Collect every line of the records below that contains the word "LuxLab".

> AVAILABLE DATA:
○ ○ ○ ○ ○ ○ ○
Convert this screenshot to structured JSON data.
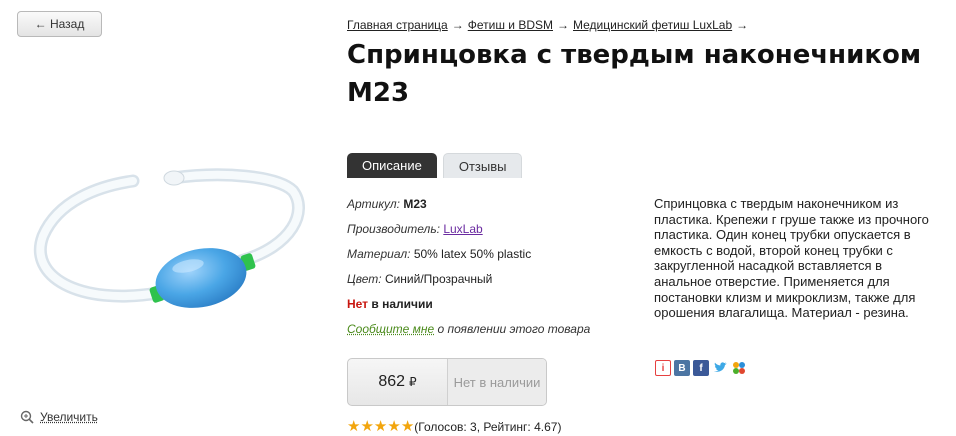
{
  "back": {
    "label": "← Назад"
  },
  "breadcrumb": {
    "items": [
      "Главная страница",
      "Фетиш и BDSM",
      "Медицинский фетиш LuxLab"
    ],
    "separator": "→"
  },
  "title": "Спринцовка с твердым наконечником M23",
  "tabs": [
    {
      "label": "Описание",
      "active": true
    },
    {
      "label": "Отзывы",
      "active": false
    }
  ],
  "props": {
    "article_label": "Артикул:",
    "article_value": "M23",
    "maker_label": "Производитель:",
    "maker_value": "LuxLab",
    "material_label": "Материал:",
    "material_value": "50% latex 50% plastic",
    "color_label": "Цвет:",
    "color_value": "Синий/Прозрачный",
    "stock_red": "Нет",
    "stock_rest": "в наличии",
    "notify_link": "Сообщите мне",
    "notify_rest": "о появлении этого товара"
  },
  "price": {
    "value": "862",
    "currency": "₽",
    "button": "Нет в наличии"
  },
  "rating": {
    "stars": 5,
    "text": "(Голосов: 3, Рейтинг: 4.67)"
  },
  "description": "Спринцовка с твердым наконечником из пластика. Крепежи г груше также из прочного пластика. Один конец трубки опускается в емкость с водой, второй конец трубки с закругленной насадкой вставляется в анальное отверстие. Применяется для постановки клизм и микроклизм, также для орошения влагалища. Материал - резина.",
  "zoom": {
    "label": "Увеличить"
  },
  "share_icons": [
    "yandex-icon",
    "vk-icon",
    "facebook-icon",
    "twitter-icon",
    "mymail-icon"
  ],
  "colors": {
    "bulb": "#4aa6e6",
    "stock_red": "#c8160f",
    "notify_green": "#4a8a1a",
    "star": "#f2a50d"
  }
}
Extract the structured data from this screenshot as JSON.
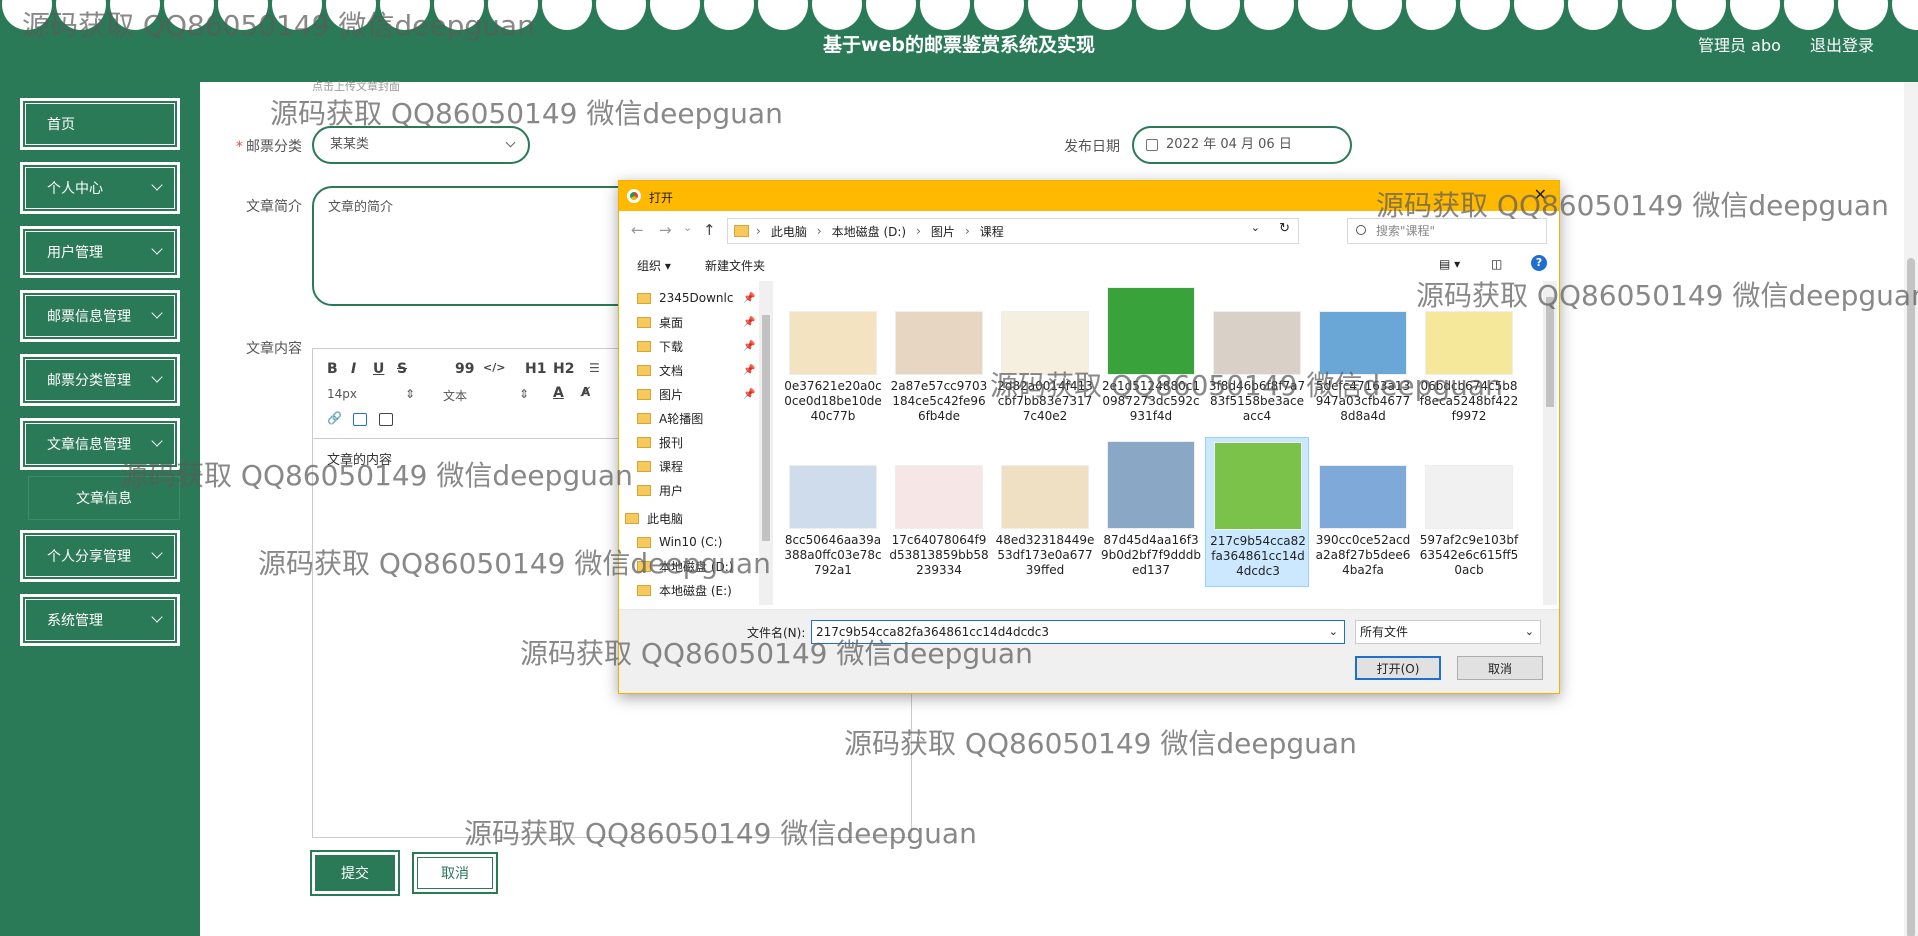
○ ○ ○ ○ ○ ○ ○
> RESPONSE TO THIS EXERCISE:
      "Медицинский фетиш LuxLab"
    "maker_value": "LuxLab",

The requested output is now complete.